#### REQUIRED TASK:
Which lines hold the word "drive"? Copy each of them from the material.
* begin DATA PROVIDED *
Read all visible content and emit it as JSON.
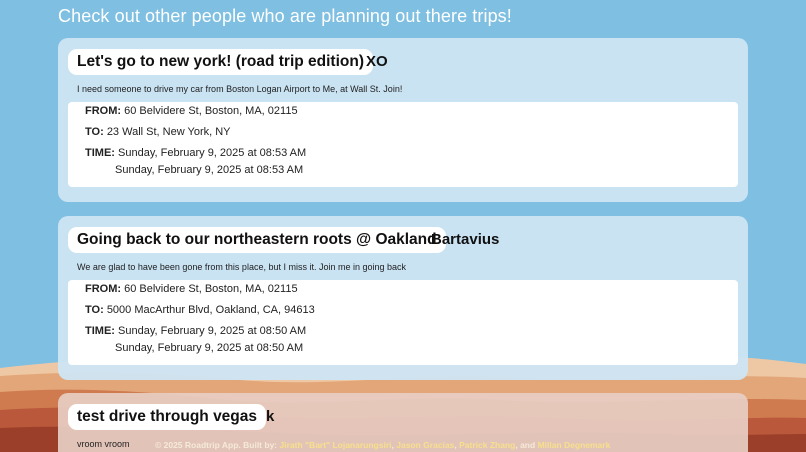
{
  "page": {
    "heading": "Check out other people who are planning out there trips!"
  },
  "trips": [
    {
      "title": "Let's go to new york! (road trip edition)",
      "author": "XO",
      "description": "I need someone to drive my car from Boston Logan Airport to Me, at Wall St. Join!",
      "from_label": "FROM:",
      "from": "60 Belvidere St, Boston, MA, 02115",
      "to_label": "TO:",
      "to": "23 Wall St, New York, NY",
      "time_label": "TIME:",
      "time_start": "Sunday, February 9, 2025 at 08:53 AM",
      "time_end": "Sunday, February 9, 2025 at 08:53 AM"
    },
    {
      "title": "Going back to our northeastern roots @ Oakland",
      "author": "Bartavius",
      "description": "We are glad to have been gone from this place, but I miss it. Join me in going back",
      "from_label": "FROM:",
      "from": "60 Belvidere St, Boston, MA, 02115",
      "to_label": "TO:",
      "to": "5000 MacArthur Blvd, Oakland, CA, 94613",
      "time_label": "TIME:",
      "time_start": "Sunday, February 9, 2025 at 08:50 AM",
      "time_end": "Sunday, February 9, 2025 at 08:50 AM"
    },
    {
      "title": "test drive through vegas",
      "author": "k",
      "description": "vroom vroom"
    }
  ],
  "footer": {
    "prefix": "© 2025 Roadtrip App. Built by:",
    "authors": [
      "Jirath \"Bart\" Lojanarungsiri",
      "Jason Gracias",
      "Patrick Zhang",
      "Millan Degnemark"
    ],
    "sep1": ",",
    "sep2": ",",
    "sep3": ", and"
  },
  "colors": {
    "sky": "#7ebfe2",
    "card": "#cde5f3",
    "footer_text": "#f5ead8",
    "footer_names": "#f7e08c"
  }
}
* end DATA PROVIDED *
#### EXERCISE ANSWER:
      "description": "I need someone to drive my car from Boston Logan Airport to Me, at Wall St. Join!",
      "title": "test drive through vegas",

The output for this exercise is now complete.